Your task is to copy every record exactly.
Start of MATERIAL FOR THIS TASK
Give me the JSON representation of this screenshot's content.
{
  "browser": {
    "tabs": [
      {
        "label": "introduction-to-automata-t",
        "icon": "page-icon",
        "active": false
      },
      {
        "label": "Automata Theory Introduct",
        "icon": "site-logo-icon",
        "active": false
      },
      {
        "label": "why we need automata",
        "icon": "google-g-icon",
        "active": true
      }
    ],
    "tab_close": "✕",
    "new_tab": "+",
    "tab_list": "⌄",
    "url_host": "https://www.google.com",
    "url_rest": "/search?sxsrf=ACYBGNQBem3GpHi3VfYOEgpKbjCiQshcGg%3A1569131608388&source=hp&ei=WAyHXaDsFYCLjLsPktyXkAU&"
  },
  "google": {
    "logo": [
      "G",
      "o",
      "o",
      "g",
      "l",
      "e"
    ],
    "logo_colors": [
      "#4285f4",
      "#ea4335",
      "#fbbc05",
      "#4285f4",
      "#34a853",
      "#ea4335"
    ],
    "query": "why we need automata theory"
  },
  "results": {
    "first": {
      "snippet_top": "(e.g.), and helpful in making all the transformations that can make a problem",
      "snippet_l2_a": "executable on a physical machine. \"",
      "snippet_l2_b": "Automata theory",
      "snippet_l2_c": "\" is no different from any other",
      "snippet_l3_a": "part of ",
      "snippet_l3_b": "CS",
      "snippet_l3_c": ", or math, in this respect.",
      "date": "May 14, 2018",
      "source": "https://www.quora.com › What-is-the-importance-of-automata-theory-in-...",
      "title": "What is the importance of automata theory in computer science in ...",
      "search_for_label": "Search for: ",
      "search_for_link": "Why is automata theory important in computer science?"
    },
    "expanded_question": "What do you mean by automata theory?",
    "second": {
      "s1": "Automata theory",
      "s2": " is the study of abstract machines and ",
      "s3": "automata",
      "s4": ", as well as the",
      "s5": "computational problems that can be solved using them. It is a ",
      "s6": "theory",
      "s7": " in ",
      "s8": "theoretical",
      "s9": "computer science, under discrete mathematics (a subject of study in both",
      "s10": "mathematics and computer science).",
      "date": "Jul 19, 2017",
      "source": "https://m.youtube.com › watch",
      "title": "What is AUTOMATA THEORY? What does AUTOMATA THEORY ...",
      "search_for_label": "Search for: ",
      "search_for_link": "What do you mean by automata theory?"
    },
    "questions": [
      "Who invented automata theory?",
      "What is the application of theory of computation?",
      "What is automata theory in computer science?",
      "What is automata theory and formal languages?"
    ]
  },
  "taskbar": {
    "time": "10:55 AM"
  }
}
End of MATERIAL FOR THIS TASK
RESULT OF THIS EXERCISE:
Give me the JSON representation of this screenshot's content.
{
  "browser": {
    "tabs": [
      {
        "label": "introduction-to-automata-t",
        "icon": "page-icon",
        "active": false
      },
      {
        "label": "Automata Theory Introduct",
        "icon": "site-logo-icon",
        "active": false
      },
      {
        "label": "why we need automata",
        "icon": "google-g-icon",
        "active": true
      }
    ],
    "tab_close": "✕",
    "new_tab": "+",
    "tab_list": "⌄",
    "url_host": "https://www.google.com",
    "url_rest": "/search?sxsrf=ACYBGNQBem3GpHi3VfYOEgpKbjCiQshcGg%3A1569131608388&source=hp&ei=WAyHXaDsFYCLjLsPktyXkAU&"
  },
  "google": {
    "logo": [
      "G",
      "o",
      "o",
      "g",
      "l",
      "e"
    ],
    "logo_colors": [
      "#4285f4",
      "#ea4335",
      "#fbbc05",
      "#4285f4",
      "#34a853",
      "#ea4335"
    ],
    "query": "why we need automata theory"
  },
  "results": {
    "first": {
      "snippet_top": "(e.g.), and helpful in making all the transformations that can make a problem",
      "snippet_l2_a": "executable on a physical machine. \"",
      "snippet_l2_b": "Automata theory",
      "snippet_l2_c": "\" is no different from any other",
      "snippet_l3_a": "part of ",
      "snippet_l3_b": "CS",
      "snippet_l3_c": ", or math, in this respect.",
      "date": "May 14, 2018",
      "source": "https://www.quora.com › What-is-the-importance-of-automata-theory-in-...",
      "title": "What is the importance of automata theory in computer science in ...",
      "search_for_label": "Search for: ",
      "search_for_link": "Why is automata theory important in computer science?"
    },
    "expanded_question": "What do you mean by automata theory?",
    "second": {
      "s1": "Automata theory",
      "s2": " is the study of abstract machines and ",
      "s3": "automata",
      "s4": ", as well as the",
      "s5": "computational problems that can be solved using them. It is a ",
      "s6": "theory",
      "s7": " in ",
      "s8": "theoretical",
      "s9": "computer science, under discrete mathematics (a subject of study in both",
      "s10": "mathematics and computer science).",
      "date": "Jul 19, 2017",
      "source": "https://m.youtube.com › watch",
      "title": "What is AUTOMATA THEORY? What does AUTOMATA THEORY ...",
      "search_for_label": "Search for: ",
      "search_for_link": "What do you mean by automata theory?"
    },
    "questions": [
      "Who invented automata theory?",
      "What is the application of theory of computation?",
      "What is automata theory in computer science?",
      "What is automata theory and formal languages?"
    ]
  },
  "taskbar": {
    "time": "10:55 AM"
  }
}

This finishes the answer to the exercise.